◆ **EXERCISE DIRECTIONS**
Extract all lines containing "επιτάχυνση".

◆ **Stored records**
───
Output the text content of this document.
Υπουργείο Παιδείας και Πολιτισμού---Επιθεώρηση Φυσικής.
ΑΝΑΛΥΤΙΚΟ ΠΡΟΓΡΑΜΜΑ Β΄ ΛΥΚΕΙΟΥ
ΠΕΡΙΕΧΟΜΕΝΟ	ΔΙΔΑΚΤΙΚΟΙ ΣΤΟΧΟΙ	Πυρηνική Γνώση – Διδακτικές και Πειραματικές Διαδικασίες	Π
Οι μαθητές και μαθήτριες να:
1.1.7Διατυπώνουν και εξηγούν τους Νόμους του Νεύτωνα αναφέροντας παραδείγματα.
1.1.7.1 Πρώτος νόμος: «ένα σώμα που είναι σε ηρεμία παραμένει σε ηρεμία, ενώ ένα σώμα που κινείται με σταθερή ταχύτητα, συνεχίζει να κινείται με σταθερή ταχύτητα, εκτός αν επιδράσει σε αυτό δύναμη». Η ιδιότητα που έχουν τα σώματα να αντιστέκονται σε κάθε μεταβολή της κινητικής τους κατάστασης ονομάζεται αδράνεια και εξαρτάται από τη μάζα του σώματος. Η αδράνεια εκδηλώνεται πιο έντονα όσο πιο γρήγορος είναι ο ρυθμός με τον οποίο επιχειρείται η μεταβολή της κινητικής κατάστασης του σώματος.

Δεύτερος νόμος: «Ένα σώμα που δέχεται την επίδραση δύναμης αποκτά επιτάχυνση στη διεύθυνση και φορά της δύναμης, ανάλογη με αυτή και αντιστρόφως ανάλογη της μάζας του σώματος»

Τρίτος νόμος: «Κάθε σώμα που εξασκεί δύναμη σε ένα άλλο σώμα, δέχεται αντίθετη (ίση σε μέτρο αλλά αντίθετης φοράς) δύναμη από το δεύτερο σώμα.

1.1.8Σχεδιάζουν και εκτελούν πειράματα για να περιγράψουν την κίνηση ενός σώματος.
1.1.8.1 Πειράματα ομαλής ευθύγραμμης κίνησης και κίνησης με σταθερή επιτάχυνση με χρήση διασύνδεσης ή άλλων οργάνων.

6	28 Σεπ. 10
───
◆ **RESULT BELOW**
Δεύτερος νόμος: «Ένα σώμα που δέχεται την επίδραση δύναμης αποκτά επιτάχυνση στη διεύθυνση και φορά της δύναμης, ανάλογη με αυτή και αντιστρόφως ανάλογη της μάζας του σώματος»
1.1.8.1 Πειράματα ομαλής ευθύγραμμης κίνησης και κίνησης με σταθερή επιτάχυνση με χρήση διασύνδεσης ή άλλων οργάνων.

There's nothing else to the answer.